*Description of the task:* Find the lines holding the string "this" in the data, then copy all of them.
╭─ Input
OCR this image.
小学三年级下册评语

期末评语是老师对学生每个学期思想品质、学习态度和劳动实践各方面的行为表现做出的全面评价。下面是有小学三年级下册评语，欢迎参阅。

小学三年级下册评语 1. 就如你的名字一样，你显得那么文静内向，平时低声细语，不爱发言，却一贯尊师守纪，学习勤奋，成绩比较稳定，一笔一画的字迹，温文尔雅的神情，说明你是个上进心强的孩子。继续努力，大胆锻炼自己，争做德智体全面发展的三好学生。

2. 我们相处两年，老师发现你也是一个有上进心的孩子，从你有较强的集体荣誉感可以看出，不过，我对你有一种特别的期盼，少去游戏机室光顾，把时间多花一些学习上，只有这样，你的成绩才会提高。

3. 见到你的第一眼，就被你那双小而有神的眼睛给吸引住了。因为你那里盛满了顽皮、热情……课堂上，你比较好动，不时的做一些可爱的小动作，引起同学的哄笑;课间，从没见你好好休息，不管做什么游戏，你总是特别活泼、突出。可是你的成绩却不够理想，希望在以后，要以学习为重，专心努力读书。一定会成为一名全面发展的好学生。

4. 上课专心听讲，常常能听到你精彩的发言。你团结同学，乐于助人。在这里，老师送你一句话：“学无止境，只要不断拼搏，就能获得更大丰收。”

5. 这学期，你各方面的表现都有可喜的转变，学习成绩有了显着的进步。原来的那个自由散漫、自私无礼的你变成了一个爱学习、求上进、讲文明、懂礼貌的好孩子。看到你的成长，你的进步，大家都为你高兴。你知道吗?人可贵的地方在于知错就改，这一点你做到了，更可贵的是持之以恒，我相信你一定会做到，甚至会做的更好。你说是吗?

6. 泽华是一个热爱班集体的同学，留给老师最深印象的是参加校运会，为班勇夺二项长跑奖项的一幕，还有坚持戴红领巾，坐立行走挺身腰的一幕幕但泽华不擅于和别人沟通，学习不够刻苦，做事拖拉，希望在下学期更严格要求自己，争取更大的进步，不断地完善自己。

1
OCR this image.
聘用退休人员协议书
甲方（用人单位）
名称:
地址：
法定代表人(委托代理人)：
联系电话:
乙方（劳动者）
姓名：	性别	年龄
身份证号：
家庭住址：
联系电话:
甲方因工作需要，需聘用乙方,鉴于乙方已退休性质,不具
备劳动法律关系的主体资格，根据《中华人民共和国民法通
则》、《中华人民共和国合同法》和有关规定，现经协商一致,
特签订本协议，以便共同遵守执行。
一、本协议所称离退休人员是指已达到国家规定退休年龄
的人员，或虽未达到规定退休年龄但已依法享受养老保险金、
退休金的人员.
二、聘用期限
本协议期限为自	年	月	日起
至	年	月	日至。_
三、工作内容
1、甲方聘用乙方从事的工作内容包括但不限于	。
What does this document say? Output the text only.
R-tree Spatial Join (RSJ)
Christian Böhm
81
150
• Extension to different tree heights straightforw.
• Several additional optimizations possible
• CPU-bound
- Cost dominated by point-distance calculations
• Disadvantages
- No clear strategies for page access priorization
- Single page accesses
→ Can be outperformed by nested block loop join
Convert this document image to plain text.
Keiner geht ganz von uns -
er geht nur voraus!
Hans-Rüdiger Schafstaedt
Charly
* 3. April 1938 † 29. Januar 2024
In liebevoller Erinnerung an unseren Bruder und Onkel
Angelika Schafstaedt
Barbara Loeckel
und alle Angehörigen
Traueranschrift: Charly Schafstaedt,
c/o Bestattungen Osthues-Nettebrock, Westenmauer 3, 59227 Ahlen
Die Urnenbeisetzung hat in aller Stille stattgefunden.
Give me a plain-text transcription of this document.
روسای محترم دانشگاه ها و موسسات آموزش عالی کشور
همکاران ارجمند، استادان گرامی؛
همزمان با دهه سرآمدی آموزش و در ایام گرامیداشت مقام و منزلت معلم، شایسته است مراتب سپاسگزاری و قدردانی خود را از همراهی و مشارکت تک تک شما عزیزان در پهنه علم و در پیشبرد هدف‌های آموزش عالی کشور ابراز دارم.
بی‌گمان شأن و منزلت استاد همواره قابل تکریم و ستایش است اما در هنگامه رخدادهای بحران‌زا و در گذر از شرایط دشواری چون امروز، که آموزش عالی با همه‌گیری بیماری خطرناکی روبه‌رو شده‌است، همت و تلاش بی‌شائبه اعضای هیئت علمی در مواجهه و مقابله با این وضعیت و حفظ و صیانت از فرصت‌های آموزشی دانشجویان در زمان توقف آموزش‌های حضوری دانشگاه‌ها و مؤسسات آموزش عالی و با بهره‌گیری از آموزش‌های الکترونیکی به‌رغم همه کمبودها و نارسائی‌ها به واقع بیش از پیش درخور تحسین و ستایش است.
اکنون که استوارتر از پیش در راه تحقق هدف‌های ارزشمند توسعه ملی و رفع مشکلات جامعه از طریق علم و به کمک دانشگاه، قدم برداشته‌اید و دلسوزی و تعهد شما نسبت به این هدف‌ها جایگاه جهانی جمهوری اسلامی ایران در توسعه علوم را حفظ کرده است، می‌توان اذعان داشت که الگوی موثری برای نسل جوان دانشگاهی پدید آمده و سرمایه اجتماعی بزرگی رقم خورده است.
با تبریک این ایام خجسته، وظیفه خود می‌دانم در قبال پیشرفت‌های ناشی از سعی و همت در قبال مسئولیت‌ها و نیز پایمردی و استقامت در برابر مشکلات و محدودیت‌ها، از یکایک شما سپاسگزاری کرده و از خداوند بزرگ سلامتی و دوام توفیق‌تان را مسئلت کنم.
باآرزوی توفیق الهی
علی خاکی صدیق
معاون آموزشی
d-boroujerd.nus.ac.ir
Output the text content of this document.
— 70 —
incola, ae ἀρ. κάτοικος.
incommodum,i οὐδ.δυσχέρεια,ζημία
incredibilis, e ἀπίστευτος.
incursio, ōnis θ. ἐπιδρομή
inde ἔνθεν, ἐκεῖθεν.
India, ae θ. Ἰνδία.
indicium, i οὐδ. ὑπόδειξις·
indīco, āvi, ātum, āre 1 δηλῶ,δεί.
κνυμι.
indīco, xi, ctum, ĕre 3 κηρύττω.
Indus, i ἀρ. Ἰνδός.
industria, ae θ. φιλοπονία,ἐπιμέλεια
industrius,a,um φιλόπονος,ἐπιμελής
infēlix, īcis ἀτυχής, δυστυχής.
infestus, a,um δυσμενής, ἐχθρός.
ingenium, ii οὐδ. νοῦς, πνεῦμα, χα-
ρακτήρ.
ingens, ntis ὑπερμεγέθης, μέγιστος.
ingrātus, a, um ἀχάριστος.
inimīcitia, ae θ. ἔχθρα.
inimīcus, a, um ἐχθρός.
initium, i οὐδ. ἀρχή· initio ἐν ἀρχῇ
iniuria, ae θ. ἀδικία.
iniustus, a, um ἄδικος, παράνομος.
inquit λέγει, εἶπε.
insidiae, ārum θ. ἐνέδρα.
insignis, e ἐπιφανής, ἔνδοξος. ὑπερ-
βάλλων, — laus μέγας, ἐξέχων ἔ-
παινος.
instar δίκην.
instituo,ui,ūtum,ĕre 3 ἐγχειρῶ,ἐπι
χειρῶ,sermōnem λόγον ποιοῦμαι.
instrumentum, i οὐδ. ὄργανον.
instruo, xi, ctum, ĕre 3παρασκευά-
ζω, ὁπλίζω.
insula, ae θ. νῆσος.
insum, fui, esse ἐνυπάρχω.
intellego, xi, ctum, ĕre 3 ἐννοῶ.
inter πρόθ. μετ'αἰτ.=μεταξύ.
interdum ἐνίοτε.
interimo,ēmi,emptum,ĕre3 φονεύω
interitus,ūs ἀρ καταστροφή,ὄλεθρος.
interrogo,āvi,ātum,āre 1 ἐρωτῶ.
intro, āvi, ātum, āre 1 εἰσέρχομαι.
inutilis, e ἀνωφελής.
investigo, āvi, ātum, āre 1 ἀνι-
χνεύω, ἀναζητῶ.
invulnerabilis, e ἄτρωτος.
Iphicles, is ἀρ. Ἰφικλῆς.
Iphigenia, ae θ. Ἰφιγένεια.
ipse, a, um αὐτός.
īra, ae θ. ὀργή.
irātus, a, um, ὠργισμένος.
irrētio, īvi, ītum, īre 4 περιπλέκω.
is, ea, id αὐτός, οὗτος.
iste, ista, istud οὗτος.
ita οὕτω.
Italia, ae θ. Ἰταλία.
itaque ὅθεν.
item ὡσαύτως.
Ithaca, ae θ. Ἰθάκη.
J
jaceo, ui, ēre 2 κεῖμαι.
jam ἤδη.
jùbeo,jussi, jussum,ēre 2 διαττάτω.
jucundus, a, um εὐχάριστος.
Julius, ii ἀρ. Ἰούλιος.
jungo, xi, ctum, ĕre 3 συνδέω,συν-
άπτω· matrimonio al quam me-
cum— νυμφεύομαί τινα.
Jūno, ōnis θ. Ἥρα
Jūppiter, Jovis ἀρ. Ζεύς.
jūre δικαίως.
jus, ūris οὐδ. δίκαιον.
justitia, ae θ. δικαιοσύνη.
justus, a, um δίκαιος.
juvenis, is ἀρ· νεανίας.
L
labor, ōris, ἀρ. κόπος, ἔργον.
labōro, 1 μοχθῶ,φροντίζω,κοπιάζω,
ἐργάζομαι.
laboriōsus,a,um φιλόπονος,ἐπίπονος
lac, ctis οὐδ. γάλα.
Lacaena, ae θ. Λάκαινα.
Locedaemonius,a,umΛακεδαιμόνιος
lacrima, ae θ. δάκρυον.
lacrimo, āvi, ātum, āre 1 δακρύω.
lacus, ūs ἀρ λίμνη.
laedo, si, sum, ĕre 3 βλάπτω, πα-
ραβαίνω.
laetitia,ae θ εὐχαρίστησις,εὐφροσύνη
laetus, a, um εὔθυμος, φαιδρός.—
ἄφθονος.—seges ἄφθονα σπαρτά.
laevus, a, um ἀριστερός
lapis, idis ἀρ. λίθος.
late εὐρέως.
╰─
*Task result:*
OCR this image.
OCR this image.
What does this document say? Output the text only.
Convert this document image to plain text.
Give me a plain-text transcription of this document.
Output the text content of this document.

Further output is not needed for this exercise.